» Provided entries:
>> Begin

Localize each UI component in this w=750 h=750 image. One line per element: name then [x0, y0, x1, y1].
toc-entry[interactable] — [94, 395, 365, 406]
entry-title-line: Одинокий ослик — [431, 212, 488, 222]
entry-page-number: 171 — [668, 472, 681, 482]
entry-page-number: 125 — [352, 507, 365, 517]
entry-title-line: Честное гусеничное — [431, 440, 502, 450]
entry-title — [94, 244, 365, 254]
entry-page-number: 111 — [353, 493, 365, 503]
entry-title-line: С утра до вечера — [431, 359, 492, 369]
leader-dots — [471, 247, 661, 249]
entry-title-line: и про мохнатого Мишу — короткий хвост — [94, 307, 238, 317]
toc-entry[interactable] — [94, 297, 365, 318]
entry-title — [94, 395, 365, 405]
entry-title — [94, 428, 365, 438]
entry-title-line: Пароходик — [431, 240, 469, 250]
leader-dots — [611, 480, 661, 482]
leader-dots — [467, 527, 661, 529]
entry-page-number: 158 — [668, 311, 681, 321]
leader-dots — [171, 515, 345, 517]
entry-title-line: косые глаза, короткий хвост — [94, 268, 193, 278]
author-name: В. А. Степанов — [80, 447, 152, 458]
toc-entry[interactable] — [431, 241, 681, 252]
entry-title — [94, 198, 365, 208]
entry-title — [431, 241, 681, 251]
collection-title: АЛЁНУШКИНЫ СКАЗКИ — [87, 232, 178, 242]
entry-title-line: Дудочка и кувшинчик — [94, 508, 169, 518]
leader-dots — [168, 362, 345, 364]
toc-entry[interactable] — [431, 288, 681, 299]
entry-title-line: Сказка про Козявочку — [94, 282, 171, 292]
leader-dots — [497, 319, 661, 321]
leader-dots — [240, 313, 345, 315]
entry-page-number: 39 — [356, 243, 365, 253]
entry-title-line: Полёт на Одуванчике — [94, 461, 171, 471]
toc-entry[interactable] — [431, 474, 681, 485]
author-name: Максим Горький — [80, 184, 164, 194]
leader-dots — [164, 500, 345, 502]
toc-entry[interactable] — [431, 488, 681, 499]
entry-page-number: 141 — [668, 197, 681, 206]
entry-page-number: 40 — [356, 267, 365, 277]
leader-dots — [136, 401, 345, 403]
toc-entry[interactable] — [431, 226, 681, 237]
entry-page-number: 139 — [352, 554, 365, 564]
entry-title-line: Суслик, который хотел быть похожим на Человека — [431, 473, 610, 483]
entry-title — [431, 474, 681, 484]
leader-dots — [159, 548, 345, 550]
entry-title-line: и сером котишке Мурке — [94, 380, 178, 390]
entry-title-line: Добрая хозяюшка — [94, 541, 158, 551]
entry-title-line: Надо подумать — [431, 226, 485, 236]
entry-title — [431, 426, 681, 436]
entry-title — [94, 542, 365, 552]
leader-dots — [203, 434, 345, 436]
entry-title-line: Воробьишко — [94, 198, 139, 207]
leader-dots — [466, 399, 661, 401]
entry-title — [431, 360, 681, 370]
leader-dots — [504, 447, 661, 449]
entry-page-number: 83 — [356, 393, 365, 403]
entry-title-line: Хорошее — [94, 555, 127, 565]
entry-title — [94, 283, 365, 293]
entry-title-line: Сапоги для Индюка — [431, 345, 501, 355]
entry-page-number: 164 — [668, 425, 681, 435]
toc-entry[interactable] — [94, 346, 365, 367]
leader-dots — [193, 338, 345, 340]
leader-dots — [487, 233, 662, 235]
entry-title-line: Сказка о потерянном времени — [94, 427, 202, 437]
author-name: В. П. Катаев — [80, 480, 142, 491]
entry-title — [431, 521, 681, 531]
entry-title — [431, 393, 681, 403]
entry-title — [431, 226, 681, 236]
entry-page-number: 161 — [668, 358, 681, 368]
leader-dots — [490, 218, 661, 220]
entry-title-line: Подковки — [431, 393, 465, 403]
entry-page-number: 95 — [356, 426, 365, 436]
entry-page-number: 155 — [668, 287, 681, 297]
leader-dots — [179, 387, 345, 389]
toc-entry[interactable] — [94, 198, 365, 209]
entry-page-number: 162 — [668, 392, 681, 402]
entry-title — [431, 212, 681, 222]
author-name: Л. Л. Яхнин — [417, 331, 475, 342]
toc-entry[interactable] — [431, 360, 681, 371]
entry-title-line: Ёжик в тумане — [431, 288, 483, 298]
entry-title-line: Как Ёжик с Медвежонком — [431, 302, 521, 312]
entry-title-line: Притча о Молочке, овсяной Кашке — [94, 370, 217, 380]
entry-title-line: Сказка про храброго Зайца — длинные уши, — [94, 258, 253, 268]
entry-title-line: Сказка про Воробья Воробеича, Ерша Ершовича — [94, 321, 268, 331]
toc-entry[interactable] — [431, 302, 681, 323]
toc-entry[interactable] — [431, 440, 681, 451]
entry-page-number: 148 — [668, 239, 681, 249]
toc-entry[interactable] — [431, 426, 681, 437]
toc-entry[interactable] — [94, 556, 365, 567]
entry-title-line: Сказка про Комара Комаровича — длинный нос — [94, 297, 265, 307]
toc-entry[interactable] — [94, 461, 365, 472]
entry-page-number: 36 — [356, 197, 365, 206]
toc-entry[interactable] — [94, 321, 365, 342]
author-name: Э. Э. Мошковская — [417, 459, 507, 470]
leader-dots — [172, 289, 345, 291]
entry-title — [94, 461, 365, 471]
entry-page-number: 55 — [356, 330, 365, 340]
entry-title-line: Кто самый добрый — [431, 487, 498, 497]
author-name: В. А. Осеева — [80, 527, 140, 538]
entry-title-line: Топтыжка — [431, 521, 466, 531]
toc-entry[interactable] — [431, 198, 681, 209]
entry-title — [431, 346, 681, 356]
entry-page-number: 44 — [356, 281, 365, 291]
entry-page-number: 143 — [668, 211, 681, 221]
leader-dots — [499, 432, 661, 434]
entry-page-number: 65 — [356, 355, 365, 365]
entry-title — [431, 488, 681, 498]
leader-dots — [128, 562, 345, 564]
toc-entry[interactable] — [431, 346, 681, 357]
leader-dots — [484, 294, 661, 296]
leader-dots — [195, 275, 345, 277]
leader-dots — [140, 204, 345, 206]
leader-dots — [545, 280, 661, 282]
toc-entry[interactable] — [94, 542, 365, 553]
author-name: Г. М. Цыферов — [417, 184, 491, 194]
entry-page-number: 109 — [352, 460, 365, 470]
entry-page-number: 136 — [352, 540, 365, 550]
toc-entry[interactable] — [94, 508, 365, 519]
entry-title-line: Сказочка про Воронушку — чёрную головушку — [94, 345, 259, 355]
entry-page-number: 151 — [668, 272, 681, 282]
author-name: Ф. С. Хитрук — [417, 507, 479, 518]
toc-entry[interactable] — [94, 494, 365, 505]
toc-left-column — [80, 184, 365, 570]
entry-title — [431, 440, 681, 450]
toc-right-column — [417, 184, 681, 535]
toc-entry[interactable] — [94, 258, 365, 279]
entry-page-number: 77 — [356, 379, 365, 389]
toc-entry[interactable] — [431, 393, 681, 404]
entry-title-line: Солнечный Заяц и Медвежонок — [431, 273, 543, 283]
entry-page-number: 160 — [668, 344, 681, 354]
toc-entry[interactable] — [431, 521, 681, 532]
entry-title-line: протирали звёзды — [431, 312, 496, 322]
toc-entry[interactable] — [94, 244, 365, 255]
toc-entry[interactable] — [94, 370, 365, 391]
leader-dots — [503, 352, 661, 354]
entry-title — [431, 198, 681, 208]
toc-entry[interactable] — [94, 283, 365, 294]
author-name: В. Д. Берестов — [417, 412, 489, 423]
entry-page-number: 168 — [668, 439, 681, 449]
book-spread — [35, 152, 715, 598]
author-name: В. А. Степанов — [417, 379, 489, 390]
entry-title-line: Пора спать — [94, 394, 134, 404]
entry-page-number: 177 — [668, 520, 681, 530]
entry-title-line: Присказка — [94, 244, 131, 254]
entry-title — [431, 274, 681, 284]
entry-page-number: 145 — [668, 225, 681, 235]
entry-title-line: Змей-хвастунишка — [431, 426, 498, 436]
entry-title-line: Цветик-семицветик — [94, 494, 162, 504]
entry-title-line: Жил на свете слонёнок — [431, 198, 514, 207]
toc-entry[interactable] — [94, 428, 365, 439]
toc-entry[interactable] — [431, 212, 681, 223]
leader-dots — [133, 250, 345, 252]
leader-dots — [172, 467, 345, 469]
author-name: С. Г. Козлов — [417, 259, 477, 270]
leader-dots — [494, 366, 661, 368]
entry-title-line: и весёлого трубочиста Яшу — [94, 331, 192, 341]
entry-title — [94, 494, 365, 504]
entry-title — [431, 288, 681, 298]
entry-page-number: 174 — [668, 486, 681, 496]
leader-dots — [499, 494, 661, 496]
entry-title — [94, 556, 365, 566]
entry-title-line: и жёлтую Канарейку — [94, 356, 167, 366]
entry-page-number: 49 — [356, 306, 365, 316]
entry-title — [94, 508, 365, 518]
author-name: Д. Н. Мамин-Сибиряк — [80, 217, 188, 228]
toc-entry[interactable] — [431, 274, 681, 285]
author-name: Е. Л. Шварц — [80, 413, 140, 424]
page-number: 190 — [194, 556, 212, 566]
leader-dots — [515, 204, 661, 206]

>> End

» Task objective: Rewrite the records from the start through the line with "toc-entry[interactable] — [431, 226, 681, 237]", changing "leader-dots" to "dot-leaders" and leaving everything else as it is.

» Answer below:
Localize each UI component in this w=750 h=750 image. One line per element: name then [x0, y0, x1, y1].
toc-entry[interactable] — [94, 395, 365, 406]
entry-title-line: Одинокий ослик — [431, 212, 488, 222]
entry-page-number: 171 — [668, 472, 681, 482]
entry-page-number: 125 — [352, 507, 365, 517]
entry-title-line: Честное гусеничное — [431, 440, 502, 450]
entry-title — [94, 244, 365, 254]
entry-page-number: 111 — [353, 493, 365, 503]
entry-title-line: С утра до вечера — [431, 359, 492, 369]
dot-leaders — [471, 247, 661, 249]
entry-title-line: и про мохнатого Мишу — короткий хвост — [94, 307, 238, 317]
toc-entry[interactable] — [94, 297, 365, 318]
entry-title — [94, 395, 365, 405]
entry-title — [94, 428, 365, 438]
entry-title-line: Пароходик — [431, 240, 469, 250]
dot-leaders — [611, 480, 661, 482]
dot-leaders — [467, 527, 661, 529]
entry-page-number: 158 — [668, 311, 681, 321]
dot-leaders — [171, 515, 345, 517]
entry-title-line: косые глаза, короткий хвост — [94, 268, 193, 278]
author-name: В. А. Степанов — [80, 447, 152, 458]
toc-entry[interactable] — [431, 241, 681, 252]
entry-title — [94, 198, 365, 208]
entry-title — [431, 241, 681, 251]
collection-title: АЛЁНУШКИНЫ СКАЗКИ — [87, 232, 178, 242]
entry-title-line: Дудочка и кувшинчик — [94, 508, 169, 518]
dot-leaders — [168, 362, 345, 364]
toc-entry[interactable] — [431, 288, 681, 299]
entry-title-line: Сказка про Козявочку — [94, 282, 171, 292]
dot-leaders — [497, 319, 661, 321]
dot-leaders — [240, 313, 345, 315]
entry-page-number: 39 — [356, 243, 365, 253]
entry-title-line: Полёт на Одуванчике — [94, 461, 171, 471]
toc-entry[interactable] — [431, 474, 681, 485]
author-name: Максим Горький — [80, 184, 164, 194]
dot-leaders — [164, 500, 345, 502]
toc-entry[interactable] — [431, 488, 681, 499]
entry-page-number: 141 — [668, 197, 681, 206]
entry-page-number: 40 — [356, 267, 365, 277]
dot-leaders — [136, 401, 345, 403]
toc-entry[interactable] — [431, 226, 681, 237]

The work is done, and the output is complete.